(Collection entries)
+--

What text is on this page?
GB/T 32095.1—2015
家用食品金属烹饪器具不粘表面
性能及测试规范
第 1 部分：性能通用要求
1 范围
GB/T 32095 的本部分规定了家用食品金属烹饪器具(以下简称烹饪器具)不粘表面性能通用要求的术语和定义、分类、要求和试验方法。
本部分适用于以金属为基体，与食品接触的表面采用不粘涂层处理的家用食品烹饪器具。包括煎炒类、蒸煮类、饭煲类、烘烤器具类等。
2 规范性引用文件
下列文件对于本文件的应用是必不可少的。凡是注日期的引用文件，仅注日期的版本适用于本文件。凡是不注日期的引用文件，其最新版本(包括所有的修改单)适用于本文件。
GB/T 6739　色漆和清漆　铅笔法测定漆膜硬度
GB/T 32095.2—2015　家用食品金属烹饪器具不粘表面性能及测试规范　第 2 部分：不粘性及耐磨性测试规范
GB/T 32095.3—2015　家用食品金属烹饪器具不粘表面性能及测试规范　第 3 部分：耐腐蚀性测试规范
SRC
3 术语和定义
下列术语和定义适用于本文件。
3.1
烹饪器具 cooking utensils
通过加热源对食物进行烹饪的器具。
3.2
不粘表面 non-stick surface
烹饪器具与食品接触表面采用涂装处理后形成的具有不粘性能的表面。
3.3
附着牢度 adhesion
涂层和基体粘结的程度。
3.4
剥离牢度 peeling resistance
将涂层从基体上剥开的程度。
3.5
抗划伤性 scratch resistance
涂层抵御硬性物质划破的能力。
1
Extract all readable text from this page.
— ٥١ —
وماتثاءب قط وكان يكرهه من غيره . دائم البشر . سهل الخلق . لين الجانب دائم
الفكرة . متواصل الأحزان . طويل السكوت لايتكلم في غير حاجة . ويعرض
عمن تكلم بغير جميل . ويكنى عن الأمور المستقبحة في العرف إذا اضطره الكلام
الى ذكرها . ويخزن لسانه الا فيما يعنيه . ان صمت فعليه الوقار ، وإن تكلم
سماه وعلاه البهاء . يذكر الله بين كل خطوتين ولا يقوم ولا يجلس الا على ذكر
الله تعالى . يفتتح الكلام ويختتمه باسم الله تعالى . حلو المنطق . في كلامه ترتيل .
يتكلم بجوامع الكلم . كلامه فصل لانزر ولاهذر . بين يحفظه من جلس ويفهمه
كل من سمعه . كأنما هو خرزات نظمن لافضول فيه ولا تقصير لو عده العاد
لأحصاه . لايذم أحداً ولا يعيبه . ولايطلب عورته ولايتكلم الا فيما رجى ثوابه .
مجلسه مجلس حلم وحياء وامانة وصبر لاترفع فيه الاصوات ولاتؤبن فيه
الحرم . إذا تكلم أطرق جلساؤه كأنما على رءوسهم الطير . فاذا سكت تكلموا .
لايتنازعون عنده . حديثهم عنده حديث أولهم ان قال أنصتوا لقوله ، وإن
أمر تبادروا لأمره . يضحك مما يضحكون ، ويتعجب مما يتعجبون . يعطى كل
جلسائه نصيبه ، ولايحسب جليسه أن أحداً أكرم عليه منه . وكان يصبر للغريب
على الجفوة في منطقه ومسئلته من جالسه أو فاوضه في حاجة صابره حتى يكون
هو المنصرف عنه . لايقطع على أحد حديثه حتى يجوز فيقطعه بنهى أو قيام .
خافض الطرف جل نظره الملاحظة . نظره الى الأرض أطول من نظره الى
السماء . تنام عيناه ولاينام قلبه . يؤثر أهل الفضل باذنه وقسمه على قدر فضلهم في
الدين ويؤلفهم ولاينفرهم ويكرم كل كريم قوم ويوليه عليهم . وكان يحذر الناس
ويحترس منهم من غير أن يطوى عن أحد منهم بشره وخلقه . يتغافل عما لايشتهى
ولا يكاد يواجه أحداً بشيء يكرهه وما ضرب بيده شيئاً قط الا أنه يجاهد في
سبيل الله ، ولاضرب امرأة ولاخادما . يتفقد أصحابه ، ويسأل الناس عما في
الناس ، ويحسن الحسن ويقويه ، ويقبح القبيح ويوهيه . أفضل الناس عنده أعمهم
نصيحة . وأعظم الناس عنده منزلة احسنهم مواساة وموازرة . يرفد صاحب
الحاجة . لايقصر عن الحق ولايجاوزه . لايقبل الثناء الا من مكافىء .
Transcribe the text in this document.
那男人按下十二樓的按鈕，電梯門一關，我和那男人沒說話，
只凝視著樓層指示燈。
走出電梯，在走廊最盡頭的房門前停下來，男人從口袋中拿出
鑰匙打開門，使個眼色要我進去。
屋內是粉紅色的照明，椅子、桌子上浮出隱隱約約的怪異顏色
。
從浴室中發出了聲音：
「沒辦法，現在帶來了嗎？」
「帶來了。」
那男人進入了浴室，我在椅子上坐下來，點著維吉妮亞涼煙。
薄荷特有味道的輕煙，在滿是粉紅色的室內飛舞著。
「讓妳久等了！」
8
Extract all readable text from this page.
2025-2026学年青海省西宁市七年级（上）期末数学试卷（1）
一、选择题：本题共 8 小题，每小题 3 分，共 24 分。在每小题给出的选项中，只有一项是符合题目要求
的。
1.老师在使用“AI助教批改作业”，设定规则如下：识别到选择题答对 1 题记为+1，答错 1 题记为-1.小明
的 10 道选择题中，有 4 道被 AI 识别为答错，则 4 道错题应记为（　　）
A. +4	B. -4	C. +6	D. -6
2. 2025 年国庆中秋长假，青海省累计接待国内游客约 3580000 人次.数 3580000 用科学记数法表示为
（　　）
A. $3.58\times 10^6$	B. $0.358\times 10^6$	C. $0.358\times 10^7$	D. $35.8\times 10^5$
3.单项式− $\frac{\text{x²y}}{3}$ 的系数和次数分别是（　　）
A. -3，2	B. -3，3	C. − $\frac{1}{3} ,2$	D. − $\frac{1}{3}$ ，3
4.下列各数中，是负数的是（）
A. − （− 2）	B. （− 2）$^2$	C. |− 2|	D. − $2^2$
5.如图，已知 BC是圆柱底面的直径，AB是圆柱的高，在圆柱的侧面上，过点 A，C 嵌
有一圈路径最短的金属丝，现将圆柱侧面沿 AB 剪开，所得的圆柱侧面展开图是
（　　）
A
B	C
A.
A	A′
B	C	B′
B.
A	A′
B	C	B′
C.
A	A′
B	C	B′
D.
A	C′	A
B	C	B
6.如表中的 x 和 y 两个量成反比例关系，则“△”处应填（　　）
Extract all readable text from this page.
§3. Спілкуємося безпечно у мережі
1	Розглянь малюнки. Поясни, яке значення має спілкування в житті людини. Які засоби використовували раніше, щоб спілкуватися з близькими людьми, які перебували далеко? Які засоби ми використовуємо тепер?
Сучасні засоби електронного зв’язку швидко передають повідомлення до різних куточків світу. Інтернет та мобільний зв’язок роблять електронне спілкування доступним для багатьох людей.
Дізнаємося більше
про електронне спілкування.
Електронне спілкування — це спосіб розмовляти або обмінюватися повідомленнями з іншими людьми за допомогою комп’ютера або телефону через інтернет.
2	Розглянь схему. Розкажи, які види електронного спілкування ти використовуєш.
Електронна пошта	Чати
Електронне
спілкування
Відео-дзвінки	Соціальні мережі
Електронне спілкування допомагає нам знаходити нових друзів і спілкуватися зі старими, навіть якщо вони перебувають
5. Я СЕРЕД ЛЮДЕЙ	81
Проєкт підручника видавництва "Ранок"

+--

#### Exercise instructions
Scan the data above; copy every line where "frac" appears.

#### Worked answer
3.单项式− $\frac{\text{x²y}}{3}$ 的系数和次数分别是（　　）
A. -3，2	B. -3，3	C. − $\frac{1}{3} ,2$	D. − $\frac{1}{3}$ ，3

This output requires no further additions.